Rows from a figure dataset
++++++++++++++++++++

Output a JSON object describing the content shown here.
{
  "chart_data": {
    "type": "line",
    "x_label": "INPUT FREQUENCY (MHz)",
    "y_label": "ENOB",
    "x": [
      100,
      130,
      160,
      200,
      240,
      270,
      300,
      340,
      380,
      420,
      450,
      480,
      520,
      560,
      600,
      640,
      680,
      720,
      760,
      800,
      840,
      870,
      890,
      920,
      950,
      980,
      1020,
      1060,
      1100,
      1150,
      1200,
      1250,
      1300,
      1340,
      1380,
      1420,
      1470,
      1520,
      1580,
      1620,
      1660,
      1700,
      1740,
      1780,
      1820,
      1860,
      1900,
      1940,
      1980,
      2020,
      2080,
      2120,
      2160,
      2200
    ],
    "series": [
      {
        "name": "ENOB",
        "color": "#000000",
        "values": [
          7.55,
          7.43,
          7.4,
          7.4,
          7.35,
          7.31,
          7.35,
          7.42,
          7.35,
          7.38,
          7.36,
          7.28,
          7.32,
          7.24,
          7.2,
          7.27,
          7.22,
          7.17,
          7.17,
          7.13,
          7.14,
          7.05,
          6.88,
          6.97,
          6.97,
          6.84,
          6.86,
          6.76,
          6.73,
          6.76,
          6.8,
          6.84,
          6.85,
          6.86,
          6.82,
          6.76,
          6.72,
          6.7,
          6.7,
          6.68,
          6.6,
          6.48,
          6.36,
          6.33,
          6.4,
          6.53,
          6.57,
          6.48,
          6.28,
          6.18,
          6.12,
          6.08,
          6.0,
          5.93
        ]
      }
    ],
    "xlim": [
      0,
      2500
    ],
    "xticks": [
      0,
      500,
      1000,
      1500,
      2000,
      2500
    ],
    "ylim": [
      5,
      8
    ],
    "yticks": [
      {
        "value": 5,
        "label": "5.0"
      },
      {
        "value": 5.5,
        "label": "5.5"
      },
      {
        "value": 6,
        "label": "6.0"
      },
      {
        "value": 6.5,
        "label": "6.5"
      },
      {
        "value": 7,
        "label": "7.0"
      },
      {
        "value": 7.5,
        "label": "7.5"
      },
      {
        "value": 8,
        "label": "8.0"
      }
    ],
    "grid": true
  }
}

++++++++++++++++++++

## WRITTEN TASK:
Please return the data above exactly as given.

## RESPONSE FOR THIS EXERCISE:
Output a JSON object describing the content shown here.
{
  "chart_data": {
    "type": "line",
    "x_label": "INPUT FREQUENCY (MHz)",
    "y_label": "ENOB",
    "x": [
      100,
      130,
      160,
      200,
      240,
      270,
      300,
      340,
      380,
      420,
      450,
      480,
      520,
      560,
      600,
      640,
      680,
      720,
      760,
      800,
      840,
      870,
      890,
      920,
      950,
      980,
      1020,
      1060,
      1100,
      1150,
      1200,
      1250,
      1300,
      1340,
      1380,
      1420,
      1470,
      1520,
      1580,
      1620,
      1660,
      1700,
      1740,
      1780,
      1820,
      1860,
      1900,
      1940,
      1980,
      2020,
      2080,
      2120,
      2160,
      2200
    ],
    "series": [
      {
        "name": "ENOB",
        "color": "#000000",
        "values": [
          7.55,
          7.43,
          7.4,
          7.4,
          7.35,
          7.31,
          7.35,
          7.42,
          7.35,
          7.38,
          7.36,
          7.28,
          7.32,
          7.24,
          7.2,
          7.27,
          7.22,
          7.17,
          7.17,
          7.13,
          7.14,
          7.05,
          6.88,
          6.97,
          6.97,
          6.84,
          6.86,
          6.76,
          6.73,
          6.76,
          6.8,
          6.84,
          6.85,
          6.86,
          6.82,
          6.76,
          6.72,
          6.7,
          6.7,
          6.68,
          6.6,
          6.48,
          6.36,
          6.33,
          6.4,
          6.53,
          6.57,
          6.48,
          6.28,
          6.18,
          6.12,
          6.08,
          6.0,
          5.93
        ]
      }
    ],
    "xlim": [
      0,
      2500
    ],
    "xticks": [
      0,
      500,
      1000,
      1500,
      2000,
      2500
    ],
    "ylim": [
      5,
      8
    ],
    "yticks": [
      {
        "value": 5,
        "label": "5.0"
      },
      {
        "value": 5.5,
        "label": "5.5"
      },
      {
        "value": 6,
        "label": "6.0"
      },
      {
        "value": 6.5,
        "label": "6.5"
      },
      {
        "value": 7,
        "label": "7.0"
      },
      {
        "value": 7.5,
        "label": "7.5"
      },
      {
        "value": 8,
        "label": "8.0"
      }
    ],
    "grid": true
  }
}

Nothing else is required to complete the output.